DOCUMENT PASSAGE:
______________________________
The ‘Loughborough In-Use Heat Balance’ is a new method for evaluating the thermal performance of houses developed by researchers from the Building Energy Research Group (BERG) at Loughborough University. The method has been developed with the aim of making widespread measurement of the thermal performance of houses a practical reality. The method addresses the ‘performance gap’, where the actual thermal performance is significantly worse than predicted. Accurate assessment of building performance would provide a route towards quality assurance, allow targeting of lower performing houses for remedial works, and provide more certain estimates of the energy savings resulting from retrofit.
Almost a third of all energy use and associated CO2 emissions in the UK occurs in houses, and of this around two thirds is used for space heating. However, the UK housing stock is among the oldest in the world, with relatively low thermal efficiency. This is not surprising, as much of the stock was built before the links between human activity and climate change were well understood, and therefore thermal performance was not a priority in the design and construction of dwellings. These factors make housing a clear opportunity for emissions and energy demand reduction, which is particularly pertinent in view of the emissions reduction targets set out in the 2008 Climate Change Act.
Given the rather low demolition rate in the UK, and with new house construction rates well below the required level, retrofitting of existing houses will necessarily form the largest part of any actions to address this opportunity for emissions reduction. A critical component to help design successful policies in this area is accurate assessment of the thermal performance of houses, commonly defined in terms of the heat loss coefficient (HLC) with units of Watts per Kelvin (w/k).
______________________________
RECORDS:
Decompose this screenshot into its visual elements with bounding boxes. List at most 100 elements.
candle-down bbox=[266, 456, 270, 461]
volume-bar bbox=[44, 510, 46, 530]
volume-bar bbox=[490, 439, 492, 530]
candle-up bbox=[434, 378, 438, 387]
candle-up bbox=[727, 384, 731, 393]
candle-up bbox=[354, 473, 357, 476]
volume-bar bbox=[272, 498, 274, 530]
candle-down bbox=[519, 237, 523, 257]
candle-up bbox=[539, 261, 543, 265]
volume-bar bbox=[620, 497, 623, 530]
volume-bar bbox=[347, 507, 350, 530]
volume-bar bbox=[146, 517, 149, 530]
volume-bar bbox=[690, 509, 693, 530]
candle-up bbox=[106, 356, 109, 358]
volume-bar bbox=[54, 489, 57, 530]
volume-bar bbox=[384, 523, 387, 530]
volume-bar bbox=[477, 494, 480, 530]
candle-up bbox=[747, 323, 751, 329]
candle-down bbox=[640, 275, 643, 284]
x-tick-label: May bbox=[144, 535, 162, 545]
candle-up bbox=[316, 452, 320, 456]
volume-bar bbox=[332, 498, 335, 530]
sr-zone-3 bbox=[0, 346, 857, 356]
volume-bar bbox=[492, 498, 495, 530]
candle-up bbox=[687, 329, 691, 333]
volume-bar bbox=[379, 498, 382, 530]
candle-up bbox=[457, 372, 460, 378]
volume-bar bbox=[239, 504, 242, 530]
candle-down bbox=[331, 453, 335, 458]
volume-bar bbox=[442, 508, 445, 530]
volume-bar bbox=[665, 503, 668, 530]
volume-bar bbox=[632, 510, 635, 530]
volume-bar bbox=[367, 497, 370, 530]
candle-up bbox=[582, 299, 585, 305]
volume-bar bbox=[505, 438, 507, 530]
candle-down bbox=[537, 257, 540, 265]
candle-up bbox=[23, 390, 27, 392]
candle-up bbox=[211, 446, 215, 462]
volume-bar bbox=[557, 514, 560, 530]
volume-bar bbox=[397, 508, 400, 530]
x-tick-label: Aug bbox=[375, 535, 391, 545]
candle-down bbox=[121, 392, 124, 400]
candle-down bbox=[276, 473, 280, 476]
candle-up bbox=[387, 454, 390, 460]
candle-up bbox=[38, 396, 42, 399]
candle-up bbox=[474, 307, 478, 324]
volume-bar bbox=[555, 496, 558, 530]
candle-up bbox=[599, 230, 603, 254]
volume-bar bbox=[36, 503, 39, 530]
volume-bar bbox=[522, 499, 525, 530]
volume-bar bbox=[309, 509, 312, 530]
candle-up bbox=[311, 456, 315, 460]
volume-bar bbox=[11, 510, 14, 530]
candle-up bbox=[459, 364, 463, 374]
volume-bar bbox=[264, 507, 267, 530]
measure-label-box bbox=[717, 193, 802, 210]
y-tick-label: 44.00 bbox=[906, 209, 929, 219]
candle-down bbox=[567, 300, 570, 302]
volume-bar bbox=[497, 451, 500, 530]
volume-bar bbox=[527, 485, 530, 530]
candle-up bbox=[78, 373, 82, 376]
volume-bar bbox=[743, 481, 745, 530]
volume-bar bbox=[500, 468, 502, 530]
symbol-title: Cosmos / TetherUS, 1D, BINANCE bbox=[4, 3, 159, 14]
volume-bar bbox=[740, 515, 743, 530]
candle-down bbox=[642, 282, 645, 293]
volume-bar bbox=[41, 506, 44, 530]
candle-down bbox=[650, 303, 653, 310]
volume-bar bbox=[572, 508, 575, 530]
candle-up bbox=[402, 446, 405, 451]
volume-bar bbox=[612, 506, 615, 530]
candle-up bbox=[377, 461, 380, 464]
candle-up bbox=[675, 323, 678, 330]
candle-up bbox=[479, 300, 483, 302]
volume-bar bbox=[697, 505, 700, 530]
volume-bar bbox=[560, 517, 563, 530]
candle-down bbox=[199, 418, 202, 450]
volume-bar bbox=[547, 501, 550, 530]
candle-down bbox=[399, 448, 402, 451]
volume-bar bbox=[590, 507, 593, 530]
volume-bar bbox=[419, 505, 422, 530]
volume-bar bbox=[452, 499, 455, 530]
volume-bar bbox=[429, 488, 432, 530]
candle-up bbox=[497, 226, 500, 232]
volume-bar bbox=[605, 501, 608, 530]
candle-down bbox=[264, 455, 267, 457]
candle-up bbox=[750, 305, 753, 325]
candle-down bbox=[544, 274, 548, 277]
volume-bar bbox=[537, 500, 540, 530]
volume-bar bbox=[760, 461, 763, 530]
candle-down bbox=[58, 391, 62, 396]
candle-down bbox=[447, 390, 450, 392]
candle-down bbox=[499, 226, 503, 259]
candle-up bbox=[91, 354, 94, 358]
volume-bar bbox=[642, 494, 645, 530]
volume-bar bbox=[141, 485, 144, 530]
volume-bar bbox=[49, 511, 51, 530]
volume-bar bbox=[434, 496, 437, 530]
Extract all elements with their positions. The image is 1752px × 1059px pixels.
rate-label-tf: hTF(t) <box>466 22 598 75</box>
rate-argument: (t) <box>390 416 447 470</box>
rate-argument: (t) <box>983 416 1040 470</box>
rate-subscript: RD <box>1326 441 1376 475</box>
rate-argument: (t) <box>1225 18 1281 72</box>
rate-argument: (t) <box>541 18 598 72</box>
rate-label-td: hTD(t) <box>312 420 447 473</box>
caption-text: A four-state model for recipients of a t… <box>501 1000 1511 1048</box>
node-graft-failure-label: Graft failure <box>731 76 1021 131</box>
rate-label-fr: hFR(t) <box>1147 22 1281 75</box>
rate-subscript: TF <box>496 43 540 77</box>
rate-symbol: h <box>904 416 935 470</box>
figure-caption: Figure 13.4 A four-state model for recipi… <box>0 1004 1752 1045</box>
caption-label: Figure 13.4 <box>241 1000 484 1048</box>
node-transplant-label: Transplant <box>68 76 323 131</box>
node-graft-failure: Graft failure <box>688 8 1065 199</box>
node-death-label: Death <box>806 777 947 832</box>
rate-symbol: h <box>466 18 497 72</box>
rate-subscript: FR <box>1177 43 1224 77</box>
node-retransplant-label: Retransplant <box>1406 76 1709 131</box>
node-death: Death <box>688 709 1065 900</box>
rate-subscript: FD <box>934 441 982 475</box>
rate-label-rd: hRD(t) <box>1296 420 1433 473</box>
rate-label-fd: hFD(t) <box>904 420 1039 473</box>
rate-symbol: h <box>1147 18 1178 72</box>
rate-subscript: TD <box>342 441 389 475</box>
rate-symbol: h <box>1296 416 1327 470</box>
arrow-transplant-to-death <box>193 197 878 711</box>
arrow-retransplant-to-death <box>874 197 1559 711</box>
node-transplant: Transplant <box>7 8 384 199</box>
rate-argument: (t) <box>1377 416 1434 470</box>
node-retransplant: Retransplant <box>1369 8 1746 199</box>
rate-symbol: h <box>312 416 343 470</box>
______________________________
WORK TO COMPLETE:
Translate this sentence from the Loughborough In-Use Heat Balance text into Spanish: "However, the UK housing stock is among the oldest in the world, with relatively low thermal efficiency."

OUTPUT OF THE TASK:
Sin embargo, el parque de viviendas del Reino Unido es uno de los más antiguos del mundo, con una eficiencia térmica relativamente baja.